▶ Exercise
Show all lines from the listing below that contain "into".

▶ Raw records
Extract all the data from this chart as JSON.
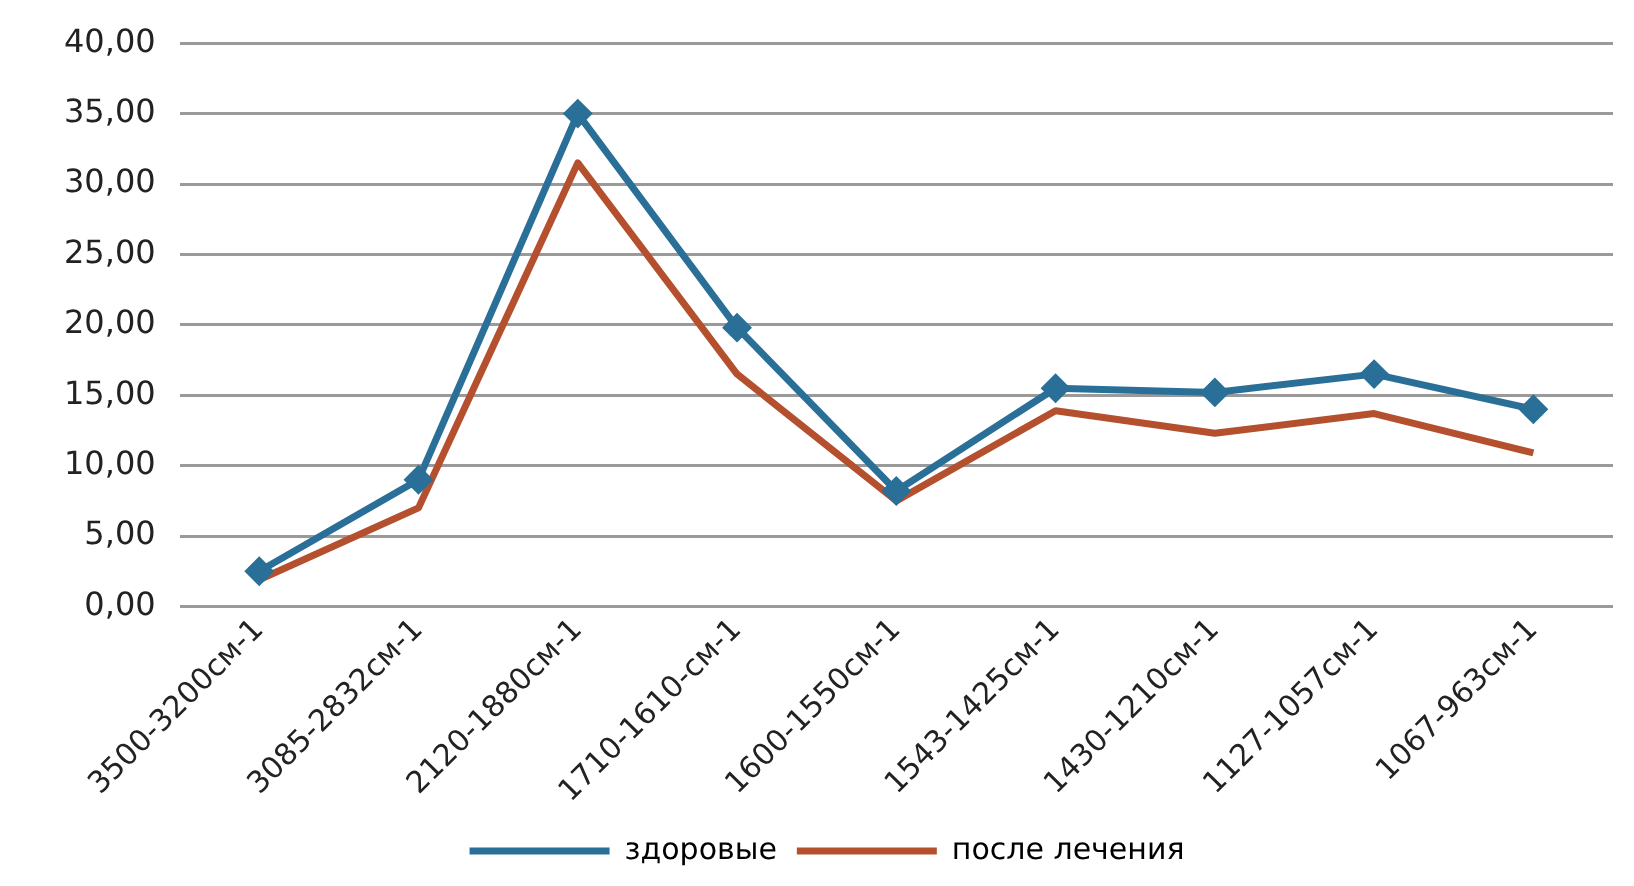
{
  "chart_data": {
    "type": "line",
    "categories": [
      "3500-3200см-1",
      "3085-2832см-1",
      "2120-1880см-1",
      "1710-1610-см-1",
      "1600-1550см-1",
      "1543-1425см-1",
      "1430-1210см-1",
      "1127-1057см-1",
      "1067-963см-1"
    ],
    "series": [
      {
        "name": "здоровые",
        "color": "#2a6f97",
        "marker": "diamond",
        "values": [
          2.5,
          9.0,
          35.0,
          19.8,
          8.2,
          15.5,
          15.2,
          16.5,
          14.0
        ]
      },
      {
        "name": "после лечения",
        "color": "#b5502f",
        "marker": "none",
        "values": [
          1.9,
          7.0,
          31.5,
          16.5,
          7.5,
          13.9,
          12.3,
          13.7,
          10.9
        ]
      }
    ],
    "ylim": [
      0,
      40
    ],
    "yticks": [
      {
        "value": 0,
        "label": "0,00"
      },
      {
        "value": 5,
        "label": "5,00"
      },
      {
        "value": 10,
        "label": "10,00"
      },
      {
        "value": 15,
        "label": "15,00"
      },
      {
        "value": 20,
        "label": "20,00"
      },
      {
        "value": 25,
        "label": "25,00"
      },
      {
        "value": 30,
        "label": "30,00"
      },
      {
        "value": 35,
        "label": "35,00"
      },
      {
        "value": 40,
        "label": "40,00"
      }
    ],
    "grid": "y",
    "legend": "bottom",
    "line_style": "solid"
  }
}
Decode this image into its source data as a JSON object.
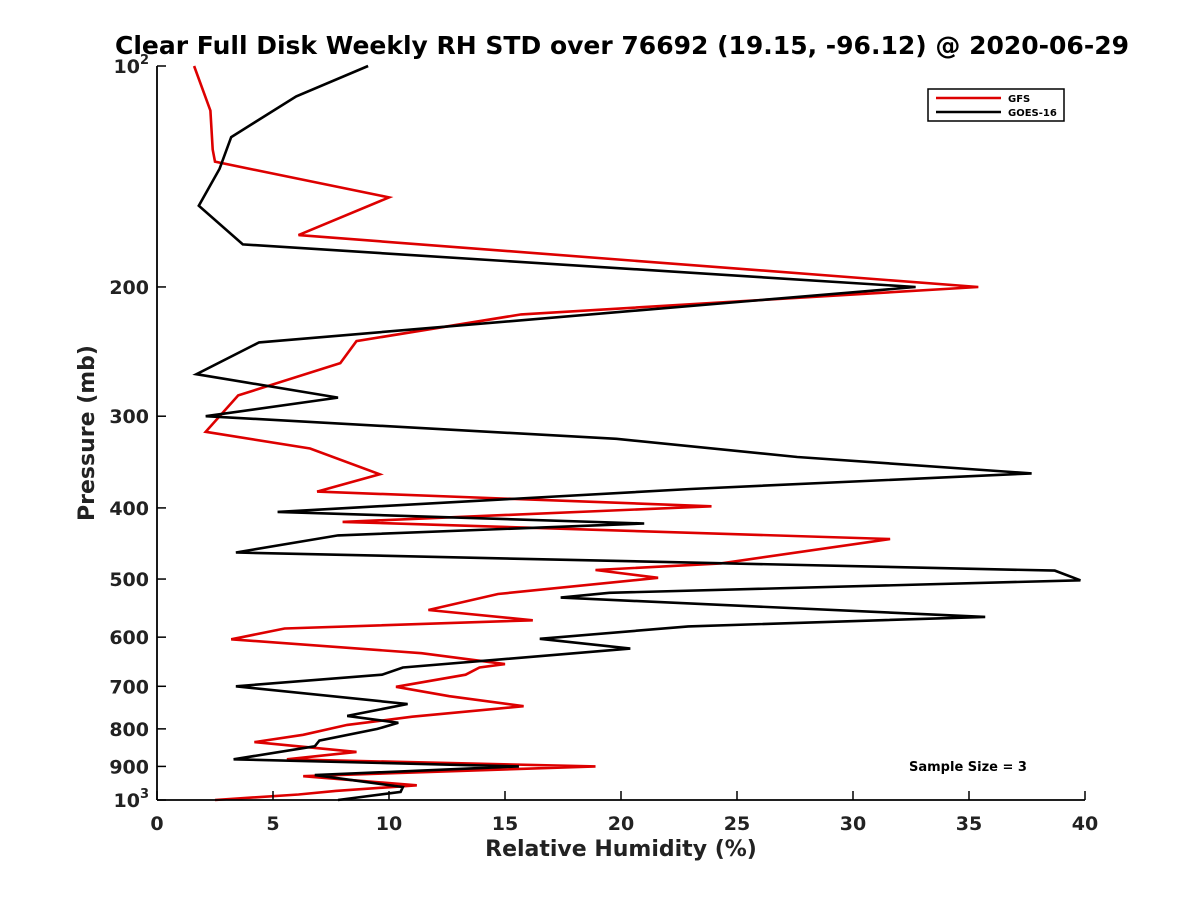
{
  "chart_data": {
    "type": "line",
    "title": "Clear Full Disk Weekly RH STD over 76692 (19.15, -96.12) @ 2020-06-29",
    "xlabel": "Relative Humidity (%)",
    "ylabel": "Pressure (mb)",
    "xlim": [
      0,
      40
    ],
    "ylim": [
      100,
      1000
    ],
    "yscale": "log",
    "y_reversed": true,
    "xticks": [
      0,
      5,
      10,
      15,
      20,
      25,
      30,
      35,
      40
    ],
    "yticks": [
      {
        "value": 100,
        "base": "10",
        "exp": "2"
      },
      {
        "value": 200,
        "label": "200"
      },
      {
        "value": 300,
        "label": "300"
      },
      {
        "value": 400,
        "label": "400"
      },
      {
        "value": 500,
        "label": "500"
      },
      {
        "value": 600,
        "label": "600"
      },
      {
        "value": 700,
        "label": "700"
      },
      {
        "value": 800,
        "label": "800"
      },
      {
        "value": 900,
        "label": "900"
      },
      {
        "value": 1000,
        "base": "10",
        "exp": "3"
      }
    ],
    "grid": false,
    "legend_position": "top-right",
    "annotation": "Sample Size = 3",
    "series": [
      {
        "name": "GFS",
        "color": "#dd0000",
        "points": [
          [
            1.6,
            100
          ],
          [
            2.3,
            115
          ],
          [
            2.4,
            130
          ],
          [
            2.5,
            135
          ],
          [
            10.0,
            151
          ],
          [
            6.1,
            170
          ],
          [
            35.4,
            200
          ],
          [
            15.7,
            218
          ],
          [
            8.6,
            237
          ],
          [
            7.9,
            254
          ],
          [
            3.5,
            281
          ],
          [
            2.1,
            315
          ],
          [
            6.6,
            332
          ],
          [
            9.6,
            360
          ],
          [
            6.9,
            380
          ],
          [
            23.9,
            398
          ],
          [
            8.0,
            418
          ],
          [
            31.6,
            441
          ],
          [
            24.3,
            476
          ],
          [
            18.9,
            486
          ],
          [
            21.6,
            498
          ],
          [
            14.7,
            524
          ],
          [
            11.7,
            551
          ],
          [
            16.2,
            569
          ],
          [
            5.5,
            584
          ],
          [
            3.2,
            604
          ],
          [
            11.4,
            631
          ],
          [
            15.0,
            653
          ],
          [
            13.9,
            660
          ],
          [
            13.3,
            675
          ],
          [
            10.3,
            701
          ],
          [
            12.6,
            722
          ],
          [
            15.8,
            745
          ],
          [
            11.0,
            770
          ],
          [
            8.2,
            790
          ],
          [
            6.3,
            815
          ],
          [
            4.2,
            834
          ],
          [
            8.6,
            860
          ],
          [
            5.6,
            880
          ],
          [
            18.9,
            900
          ],
          [
            6.3,
            928
          ],
          [
            11.2,
            955
          ],
          [
            7.7,
            972
          ],
          [
            6.1,
            983
          ],
          [
            2.5,
            1000
          ]
        ]
      },
      {
        "name": "GOES-16",
        "color": "#000000",
        "points": [
          [
            9.1,
            100
          ],
          [
            6.0,
            110
          ],
          [
            3.2,
            125
          ],
          [
            2.7,
            138
          ],
          [
            1.8,
            155
          ],
          [
            3.7,
            175
          ],
          [
            32.7,
            200
          ],
          [
            4.4,
            238
          ],
          [
            1.7,
            263
          ],
          [
            7.8,
            283
          ],
          [
            2.1,
            300
          ],
          [
            19.8,
            322
          ],
          [
            27.6,
            341
          ],
          [
            37.7,
            359
          ],
          [
            23.0,
            377
          ],
          [
            5.2,
            405
          ],
          [
            21.0,
            420
          ],
          [
            7.8,
            436
          ],
          [
            3.4,
            460
          ],
          [
            38.7,
            487
          ],
          [
            39.8,
            502
          ],
          [
            19.5,
            522
          ],
          [
            17.4,
            530
          ],
          [
            35.7,
            563
          ],
          [
            22.9,
            580
          ],
          [
            16.5,
            603
          ],
          [
            20.4,
            622
          ],
          [
            10.6,
            660
          ],
          [
            9.7,
            675
          ],
          [
            3.4,
            700
          ],
          [
            10.8,
            740
          ],
          [
            8.2,
            768
          ],
          [
            10.4,
            785
          ],
          [
            9.5,
            800
          ],
          [
            7.0,
            830
          ],
          [
            6.8,
            845
          ],
          [
            3.3,
            880
          ],
          [
            15.6,
            900
          ],
          [
            6.8,
            925
          ],
          [
            10.6,
            960
          ],
          [
            10.5,
            975
          ],
          [
            7.8,
            1000
          ]
        ]
      }
    ]
  }
}
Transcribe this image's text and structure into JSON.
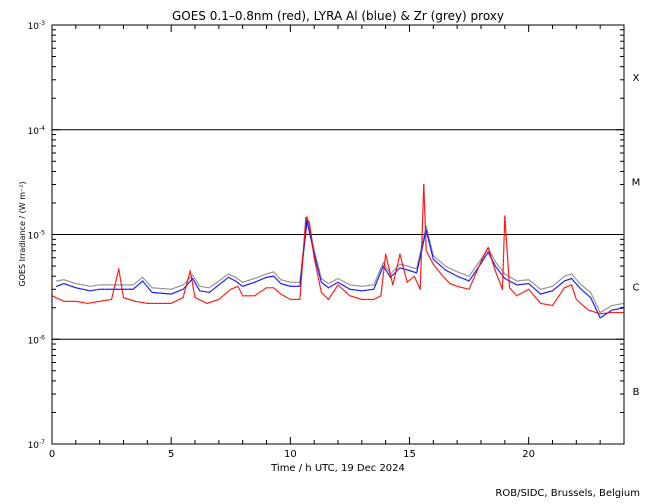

▶ Reply
Decode this image into its source data as a JSON object.
Transcribe this image's text and structure into JSON.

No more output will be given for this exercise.